— Your objective —
Report back every line from the entries below in which the word "fever" occurs.

[Page records with their text]
▼▼▼

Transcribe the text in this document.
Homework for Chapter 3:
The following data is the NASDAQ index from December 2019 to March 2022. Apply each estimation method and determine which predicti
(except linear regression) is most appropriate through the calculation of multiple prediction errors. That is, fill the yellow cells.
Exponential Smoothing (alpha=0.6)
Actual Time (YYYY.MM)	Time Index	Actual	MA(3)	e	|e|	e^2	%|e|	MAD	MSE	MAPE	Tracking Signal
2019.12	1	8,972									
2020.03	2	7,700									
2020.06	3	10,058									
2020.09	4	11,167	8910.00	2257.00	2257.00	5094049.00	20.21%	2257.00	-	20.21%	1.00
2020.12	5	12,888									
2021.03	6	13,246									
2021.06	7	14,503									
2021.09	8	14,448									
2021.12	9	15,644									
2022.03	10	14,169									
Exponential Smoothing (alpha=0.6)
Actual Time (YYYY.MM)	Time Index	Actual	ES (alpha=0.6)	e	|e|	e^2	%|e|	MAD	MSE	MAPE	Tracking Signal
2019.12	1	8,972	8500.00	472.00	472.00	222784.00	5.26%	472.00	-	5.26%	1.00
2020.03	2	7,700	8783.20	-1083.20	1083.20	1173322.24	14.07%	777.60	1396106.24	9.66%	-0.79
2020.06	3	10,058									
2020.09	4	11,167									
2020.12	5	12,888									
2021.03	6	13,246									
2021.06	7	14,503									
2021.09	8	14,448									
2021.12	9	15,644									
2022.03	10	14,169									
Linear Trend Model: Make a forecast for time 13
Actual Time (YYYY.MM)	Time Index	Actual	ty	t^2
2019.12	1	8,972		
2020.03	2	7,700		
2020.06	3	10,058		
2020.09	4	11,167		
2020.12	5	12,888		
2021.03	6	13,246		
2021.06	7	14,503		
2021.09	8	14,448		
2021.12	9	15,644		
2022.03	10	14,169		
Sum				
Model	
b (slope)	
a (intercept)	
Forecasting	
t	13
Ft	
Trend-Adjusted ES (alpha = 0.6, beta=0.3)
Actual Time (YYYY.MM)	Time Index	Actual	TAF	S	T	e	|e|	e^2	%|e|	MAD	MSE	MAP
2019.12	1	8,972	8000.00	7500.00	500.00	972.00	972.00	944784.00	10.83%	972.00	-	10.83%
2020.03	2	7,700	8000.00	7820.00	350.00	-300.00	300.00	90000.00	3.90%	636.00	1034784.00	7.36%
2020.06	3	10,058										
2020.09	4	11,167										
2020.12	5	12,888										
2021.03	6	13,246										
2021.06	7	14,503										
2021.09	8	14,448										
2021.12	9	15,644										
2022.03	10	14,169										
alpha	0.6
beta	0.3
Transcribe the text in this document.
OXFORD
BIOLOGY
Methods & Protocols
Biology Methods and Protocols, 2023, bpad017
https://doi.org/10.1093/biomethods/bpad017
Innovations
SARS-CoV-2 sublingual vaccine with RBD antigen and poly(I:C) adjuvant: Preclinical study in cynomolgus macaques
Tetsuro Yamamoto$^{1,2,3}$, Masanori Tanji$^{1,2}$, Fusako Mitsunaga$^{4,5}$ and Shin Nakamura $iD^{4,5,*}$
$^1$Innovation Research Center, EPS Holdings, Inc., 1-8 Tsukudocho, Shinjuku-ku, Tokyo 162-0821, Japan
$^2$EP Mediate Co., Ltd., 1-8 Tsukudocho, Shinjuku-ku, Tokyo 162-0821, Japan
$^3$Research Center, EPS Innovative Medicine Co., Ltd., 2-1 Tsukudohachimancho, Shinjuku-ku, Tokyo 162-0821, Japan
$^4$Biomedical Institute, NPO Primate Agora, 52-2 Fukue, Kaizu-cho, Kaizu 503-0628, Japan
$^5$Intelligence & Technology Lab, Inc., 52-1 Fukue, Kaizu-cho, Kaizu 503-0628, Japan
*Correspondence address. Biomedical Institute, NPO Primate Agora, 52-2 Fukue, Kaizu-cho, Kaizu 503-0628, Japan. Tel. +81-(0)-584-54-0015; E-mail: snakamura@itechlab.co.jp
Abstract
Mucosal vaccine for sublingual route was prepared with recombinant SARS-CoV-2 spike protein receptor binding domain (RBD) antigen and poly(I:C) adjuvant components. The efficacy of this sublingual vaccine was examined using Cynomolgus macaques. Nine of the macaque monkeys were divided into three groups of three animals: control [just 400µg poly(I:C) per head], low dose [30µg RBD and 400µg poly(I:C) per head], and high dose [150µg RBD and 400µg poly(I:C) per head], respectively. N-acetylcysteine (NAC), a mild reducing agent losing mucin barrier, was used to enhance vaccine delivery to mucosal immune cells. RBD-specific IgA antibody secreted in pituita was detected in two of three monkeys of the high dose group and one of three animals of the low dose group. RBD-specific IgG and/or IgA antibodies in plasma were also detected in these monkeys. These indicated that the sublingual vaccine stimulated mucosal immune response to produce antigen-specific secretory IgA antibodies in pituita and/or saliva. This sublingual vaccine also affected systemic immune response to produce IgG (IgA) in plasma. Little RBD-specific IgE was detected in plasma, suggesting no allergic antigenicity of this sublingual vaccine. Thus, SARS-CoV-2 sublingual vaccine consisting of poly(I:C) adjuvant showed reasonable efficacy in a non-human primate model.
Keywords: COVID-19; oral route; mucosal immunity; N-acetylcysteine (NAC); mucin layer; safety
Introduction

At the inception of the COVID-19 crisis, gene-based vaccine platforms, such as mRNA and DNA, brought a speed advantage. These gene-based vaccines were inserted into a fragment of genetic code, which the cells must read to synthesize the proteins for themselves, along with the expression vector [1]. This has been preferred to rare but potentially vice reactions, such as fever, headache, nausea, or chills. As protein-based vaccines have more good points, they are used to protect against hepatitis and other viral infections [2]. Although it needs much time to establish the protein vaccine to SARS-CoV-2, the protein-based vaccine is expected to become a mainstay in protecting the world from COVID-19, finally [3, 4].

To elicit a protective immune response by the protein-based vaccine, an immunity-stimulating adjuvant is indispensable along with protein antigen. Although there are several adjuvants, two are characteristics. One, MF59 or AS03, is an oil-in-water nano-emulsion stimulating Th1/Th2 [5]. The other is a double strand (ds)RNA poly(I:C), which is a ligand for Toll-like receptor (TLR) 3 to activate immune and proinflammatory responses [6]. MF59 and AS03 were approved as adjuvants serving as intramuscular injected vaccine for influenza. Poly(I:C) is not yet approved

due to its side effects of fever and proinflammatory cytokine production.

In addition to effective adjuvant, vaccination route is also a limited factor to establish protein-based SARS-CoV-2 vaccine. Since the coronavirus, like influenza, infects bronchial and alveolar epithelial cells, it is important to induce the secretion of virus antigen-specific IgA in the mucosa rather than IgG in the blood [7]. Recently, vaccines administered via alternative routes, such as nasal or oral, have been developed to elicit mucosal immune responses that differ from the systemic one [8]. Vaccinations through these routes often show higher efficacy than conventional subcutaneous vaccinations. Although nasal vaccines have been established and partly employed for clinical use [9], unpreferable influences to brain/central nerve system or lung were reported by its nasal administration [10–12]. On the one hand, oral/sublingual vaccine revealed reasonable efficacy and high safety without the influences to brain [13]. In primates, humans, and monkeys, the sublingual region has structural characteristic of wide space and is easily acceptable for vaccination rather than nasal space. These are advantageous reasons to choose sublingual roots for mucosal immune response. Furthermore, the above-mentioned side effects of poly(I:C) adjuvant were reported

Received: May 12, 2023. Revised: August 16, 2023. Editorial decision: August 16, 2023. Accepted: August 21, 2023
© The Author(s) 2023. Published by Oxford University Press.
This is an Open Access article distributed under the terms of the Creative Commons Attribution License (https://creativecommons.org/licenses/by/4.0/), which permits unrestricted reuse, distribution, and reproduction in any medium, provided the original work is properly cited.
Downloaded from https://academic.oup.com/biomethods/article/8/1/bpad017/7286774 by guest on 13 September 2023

▲▲▲

— Answer space —
At the inception of the COVID-19 crisis, gene-based vaccine platforms, such as mRNA and DNA, brought a speed advantage. These gene-based vaccines were inserted into a fragment of genetic code, which the cells must read to synthesize the proteins for themselves, along with the expression vector [1]. This has been preferred to rare but potentially vice reactions, such as fever, headache, nausea, or chills. As protein-based vaccines have more good points, they are used to protect against hepatitis and other viral infections [2]. Although it needs much time to establish the protein vaccine to SARS-CoV-2, the protein-based vaccine is expected to become a mainstay in protecting the world from COVID-19, finally [3, 4].
due to its side effects of fever and proinflammatory cytokine production.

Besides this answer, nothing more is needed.